#### Given information:
•••••

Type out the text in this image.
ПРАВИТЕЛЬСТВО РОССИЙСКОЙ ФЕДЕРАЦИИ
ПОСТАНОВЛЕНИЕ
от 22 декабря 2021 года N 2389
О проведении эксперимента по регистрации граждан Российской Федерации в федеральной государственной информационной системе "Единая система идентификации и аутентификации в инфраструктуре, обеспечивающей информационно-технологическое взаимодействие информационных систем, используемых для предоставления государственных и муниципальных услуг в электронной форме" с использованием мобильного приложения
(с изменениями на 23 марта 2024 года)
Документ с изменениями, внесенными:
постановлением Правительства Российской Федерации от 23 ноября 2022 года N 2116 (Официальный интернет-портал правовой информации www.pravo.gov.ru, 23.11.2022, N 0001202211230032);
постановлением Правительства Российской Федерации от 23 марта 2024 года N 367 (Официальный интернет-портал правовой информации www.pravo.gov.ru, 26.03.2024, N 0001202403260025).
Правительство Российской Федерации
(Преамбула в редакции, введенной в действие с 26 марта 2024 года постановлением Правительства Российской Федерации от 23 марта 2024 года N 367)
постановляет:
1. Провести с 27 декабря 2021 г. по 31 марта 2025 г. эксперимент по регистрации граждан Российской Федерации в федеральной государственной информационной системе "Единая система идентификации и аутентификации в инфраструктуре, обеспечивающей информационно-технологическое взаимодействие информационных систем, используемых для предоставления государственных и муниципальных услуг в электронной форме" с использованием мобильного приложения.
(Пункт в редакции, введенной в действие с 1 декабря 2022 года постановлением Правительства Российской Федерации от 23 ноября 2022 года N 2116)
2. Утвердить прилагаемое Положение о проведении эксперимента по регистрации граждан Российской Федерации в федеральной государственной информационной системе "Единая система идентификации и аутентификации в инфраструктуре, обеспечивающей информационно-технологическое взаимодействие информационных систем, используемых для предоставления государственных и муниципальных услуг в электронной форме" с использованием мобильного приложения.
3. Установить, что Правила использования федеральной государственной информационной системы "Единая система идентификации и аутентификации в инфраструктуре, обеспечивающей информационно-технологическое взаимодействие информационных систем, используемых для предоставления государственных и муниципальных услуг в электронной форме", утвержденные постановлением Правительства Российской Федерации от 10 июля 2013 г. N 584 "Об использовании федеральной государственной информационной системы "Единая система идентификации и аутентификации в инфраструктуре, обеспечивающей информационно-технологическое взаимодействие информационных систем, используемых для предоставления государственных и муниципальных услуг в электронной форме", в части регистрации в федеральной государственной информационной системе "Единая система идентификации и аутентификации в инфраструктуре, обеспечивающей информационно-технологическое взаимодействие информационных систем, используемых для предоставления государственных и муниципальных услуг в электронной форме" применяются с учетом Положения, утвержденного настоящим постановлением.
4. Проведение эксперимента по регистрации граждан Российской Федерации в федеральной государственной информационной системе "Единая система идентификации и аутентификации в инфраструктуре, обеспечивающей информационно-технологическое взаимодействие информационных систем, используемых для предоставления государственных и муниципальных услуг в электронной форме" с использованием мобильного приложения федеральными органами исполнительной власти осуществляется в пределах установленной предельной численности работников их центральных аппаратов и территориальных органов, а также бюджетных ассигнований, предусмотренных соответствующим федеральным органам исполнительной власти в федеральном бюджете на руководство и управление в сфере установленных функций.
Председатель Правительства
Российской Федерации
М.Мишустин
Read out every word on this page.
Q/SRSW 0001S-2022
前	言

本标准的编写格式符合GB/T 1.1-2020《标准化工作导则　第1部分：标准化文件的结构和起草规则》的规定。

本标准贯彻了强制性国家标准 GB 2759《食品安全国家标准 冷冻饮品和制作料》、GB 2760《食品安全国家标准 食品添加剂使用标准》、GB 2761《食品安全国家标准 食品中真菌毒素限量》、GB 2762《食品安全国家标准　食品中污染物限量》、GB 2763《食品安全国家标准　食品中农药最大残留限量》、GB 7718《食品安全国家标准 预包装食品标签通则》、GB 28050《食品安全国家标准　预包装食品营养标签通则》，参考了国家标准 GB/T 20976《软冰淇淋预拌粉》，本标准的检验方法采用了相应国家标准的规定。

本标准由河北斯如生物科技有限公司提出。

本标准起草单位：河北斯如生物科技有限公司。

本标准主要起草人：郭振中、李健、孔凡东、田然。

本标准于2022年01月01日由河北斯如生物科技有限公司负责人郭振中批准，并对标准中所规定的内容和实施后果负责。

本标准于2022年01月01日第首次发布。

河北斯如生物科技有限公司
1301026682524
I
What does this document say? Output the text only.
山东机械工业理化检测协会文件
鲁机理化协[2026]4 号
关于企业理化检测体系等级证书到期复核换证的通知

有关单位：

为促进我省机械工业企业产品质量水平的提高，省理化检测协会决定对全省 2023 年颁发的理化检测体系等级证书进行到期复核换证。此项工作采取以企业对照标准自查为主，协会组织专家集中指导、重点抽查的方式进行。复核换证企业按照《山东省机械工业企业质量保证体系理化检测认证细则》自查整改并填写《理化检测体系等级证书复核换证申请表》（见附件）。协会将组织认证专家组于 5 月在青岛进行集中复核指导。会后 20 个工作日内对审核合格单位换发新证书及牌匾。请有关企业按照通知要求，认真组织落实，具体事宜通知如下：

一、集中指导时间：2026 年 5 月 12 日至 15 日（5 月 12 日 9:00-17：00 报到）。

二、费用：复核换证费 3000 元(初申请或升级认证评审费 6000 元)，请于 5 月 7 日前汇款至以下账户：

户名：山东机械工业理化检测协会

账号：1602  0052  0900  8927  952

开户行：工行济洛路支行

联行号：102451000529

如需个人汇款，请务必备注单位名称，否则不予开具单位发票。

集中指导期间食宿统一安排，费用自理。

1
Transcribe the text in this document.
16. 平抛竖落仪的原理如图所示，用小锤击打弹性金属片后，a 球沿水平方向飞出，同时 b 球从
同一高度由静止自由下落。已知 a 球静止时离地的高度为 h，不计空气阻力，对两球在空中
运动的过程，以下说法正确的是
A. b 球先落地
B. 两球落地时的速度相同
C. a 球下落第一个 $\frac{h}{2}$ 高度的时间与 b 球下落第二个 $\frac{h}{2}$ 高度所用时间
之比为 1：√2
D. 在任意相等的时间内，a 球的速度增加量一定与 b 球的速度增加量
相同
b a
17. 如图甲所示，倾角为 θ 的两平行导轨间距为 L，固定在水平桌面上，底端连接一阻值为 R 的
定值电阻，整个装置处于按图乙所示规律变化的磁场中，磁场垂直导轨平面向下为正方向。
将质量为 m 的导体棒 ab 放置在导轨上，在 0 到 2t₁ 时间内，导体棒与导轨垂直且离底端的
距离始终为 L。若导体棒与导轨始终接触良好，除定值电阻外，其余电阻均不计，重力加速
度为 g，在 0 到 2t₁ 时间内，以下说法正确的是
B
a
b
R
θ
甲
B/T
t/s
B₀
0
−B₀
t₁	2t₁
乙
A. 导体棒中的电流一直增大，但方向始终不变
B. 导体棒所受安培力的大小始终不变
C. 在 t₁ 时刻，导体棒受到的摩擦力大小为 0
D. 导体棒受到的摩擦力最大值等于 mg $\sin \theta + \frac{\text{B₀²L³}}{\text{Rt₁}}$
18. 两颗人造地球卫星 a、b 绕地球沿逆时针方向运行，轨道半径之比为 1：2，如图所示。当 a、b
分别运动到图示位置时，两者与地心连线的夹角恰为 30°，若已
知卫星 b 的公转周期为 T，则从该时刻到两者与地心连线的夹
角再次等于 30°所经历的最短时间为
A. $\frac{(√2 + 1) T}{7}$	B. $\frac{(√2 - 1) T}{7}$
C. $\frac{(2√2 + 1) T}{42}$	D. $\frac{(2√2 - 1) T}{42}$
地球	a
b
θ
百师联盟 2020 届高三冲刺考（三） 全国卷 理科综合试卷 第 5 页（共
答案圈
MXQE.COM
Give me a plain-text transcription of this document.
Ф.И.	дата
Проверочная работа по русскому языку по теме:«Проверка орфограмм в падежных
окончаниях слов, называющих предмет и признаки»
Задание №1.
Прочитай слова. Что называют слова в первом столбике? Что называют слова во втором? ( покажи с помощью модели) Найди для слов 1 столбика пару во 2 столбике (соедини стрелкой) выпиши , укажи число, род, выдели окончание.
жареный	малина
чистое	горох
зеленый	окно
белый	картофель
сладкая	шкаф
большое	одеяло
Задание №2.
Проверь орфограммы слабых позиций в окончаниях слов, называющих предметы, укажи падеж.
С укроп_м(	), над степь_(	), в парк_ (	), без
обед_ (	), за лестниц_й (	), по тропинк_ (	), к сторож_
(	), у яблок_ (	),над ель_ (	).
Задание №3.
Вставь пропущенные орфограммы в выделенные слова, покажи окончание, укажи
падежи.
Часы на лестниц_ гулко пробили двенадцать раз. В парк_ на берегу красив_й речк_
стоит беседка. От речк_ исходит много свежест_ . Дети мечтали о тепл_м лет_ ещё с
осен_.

•••••

#### Task requirements:
Across the entries, how many lines contain "правовой"? Reply with the number only.

#### Solution to the problem:
2